*Required task*: In the entries below, how many lines hold the string "Ćwiczenia"? Give only the number.

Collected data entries
###

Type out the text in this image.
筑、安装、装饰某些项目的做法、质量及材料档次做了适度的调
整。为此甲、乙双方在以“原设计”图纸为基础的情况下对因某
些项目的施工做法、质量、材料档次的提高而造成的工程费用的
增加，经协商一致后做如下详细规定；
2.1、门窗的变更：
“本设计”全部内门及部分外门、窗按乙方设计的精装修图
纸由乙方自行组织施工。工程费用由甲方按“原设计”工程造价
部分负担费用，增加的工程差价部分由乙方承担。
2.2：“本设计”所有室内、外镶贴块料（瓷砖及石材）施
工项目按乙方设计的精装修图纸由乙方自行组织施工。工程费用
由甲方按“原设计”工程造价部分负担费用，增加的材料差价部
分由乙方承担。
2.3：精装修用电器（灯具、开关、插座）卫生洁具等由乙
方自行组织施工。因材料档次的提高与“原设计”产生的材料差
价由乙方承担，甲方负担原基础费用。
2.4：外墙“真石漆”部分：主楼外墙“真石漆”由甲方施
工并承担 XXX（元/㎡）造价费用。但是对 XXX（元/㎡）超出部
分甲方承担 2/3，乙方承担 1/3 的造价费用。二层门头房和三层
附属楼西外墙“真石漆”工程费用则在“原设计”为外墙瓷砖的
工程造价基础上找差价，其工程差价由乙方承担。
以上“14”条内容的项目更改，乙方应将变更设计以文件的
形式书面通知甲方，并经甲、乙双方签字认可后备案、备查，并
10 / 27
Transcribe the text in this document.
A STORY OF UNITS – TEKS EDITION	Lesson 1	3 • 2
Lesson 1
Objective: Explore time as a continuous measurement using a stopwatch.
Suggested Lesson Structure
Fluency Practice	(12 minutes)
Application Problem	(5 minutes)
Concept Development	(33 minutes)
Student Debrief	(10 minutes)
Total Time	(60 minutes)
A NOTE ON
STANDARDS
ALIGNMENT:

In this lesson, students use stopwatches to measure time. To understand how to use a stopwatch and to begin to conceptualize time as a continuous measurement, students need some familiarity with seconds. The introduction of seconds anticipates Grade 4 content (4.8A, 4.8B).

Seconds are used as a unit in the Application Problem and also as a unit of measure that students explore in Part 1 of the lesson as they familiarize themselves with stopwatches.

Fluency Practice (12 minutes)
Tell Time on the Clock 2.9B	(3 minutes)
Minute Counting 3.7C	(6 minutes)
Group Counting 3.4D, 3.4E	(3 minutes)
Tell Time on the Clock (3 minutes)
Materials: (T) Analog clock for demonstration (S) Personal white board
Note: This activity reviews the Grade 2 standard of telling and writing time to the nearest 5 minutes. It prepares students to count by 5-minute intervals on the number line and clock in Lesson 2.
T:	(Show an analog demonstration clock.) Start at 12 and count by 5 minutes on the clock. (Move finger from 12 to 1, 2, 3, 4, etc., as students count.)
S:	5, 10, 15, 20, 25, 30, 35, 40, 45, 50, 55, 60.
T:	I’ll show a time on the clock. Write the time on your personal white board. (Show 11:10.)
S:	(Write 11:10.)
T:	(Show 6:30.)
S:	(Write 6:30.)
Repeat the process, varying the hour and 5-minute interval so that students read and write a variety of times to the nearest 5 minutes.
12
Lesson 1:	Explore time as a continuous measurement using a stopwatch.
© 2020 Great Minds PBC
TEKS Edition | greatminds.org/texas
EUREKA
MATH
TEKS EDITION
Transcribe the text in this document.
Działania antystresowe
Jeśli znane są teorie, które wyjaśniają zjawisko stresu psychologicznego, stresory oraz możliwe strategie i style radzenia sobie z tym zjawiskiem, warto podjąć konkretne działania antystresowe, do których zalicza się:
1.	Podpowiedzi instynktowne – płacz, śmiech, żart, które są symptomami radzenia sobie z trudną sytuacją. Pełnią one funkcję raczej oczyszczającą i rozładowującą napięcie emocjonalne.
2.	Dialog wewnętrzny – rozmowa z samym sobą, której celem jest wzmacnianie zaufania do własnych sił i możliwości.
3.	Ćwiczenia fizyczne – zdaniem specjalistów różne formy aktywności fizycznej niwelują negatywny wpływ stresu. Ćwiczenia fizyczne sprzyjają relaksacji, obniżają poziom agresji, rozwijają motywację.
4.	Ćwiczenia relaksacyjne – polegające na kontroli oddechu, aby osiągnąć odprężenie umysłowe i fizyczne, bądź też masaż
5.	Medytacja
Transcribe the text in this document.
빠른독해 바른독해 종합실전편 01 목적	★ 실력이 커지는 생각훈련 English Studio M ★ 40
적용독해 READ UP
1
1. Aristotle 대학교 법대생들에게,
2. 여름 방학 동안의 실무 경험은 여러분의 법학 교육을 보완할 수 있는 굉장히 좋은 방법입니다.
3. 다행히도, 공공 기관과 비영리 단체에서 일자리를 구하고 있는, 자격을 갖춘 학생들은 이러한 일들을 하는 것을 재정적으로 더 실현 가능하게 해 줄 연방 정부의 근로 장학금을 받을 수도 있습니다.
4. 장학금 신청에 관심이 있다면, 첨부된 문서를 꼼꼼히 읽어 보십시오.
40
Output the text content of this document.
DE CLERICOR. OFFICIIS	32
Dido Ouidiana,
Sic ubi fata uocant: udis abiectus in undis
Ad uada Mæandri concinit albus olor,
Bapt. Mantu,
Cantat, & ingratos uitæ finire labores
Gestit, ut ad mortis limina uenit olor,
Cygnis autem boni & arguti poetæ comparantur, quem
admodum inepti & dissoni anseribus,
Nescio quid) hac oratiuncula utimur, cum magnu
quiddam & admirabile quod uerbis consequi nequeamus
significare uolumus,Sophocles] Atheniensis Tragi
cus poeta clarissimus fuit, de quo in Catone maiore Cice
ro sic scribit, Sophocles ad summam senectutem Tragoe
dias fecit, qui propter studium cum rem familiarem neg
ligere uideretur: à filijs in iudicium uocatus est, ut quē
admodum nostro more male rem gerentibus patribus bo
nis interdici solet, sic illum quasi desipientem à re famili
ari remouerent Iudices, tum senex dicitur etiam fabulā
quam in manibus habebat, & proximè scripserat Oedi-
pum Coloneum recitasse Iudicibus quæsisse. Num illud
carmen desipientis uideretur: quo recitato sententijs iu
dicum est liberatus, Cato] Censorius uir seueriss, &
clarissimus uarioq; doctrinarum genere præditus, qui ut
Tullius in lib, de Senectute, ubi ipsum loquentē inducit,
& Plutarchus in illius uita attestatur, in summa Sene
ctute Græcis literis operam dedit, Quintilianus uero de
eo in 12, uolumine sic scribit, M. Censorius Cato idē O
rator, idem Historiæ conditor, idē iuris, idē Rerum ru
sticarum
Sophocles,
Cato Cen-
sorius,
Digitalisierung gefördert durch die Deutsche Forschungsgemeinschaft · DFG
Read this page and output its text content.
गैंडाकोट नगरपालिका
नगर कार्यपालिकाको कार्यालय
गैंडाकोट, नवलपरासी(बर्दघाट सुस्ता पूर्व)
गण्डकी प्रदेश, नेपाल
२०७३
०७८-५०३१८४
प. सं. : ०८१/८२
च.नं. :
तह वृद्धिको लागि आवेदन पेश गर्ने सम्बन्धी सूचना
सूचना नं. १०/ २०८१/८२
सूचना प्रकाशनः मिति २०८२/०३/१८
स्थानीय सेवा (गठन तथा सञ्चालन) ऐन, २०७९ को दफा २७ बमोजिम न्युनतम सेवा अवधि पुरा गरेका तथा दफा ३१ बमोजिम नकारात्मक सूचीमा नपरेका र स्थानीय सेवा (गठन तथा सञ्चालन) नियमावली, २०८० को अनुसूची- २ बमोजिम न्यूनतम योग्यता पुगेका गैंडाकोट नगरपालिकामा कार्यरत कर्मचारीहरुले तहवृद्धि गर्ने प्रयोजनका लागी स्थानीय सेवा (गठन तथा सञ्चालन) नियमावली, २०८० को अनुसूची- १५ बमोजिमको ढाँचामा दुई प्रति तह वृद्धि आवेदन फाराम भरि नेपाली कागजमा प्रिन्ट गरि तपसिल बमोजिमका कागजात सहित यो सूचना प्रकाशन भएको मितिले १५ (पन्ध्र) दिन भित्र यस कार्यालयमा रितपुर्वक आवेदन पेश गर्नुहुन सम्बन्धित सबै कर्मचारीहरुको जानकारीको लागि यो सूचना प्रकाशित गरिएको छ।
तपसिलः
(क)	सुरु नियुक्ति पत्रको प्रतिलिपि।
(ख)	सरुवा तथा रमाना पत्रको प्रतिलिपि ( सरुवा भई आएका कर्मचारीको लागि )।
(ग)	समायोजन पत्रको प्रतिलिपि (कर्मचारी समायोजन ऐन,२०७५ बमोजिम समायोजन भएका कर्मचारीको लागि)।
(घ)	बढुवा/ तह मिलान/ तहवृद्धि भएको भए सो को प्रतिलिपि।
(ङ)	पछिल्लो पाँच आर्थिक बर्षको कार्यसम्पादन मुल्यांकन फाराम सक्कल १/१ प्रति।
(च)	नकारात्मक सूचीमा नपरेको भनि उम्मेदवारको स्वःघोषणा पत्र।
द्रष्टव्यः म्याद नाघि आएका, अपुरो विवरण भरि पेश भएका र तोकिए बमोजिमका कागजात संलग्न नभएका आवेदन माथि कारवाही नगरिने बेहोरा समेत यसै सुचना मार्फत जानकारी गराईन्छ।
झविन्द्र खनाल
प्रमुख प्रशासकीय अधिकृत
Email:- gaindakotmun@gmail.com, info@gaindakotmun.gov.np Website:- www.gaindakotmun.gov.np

###

*Exercise response*: 2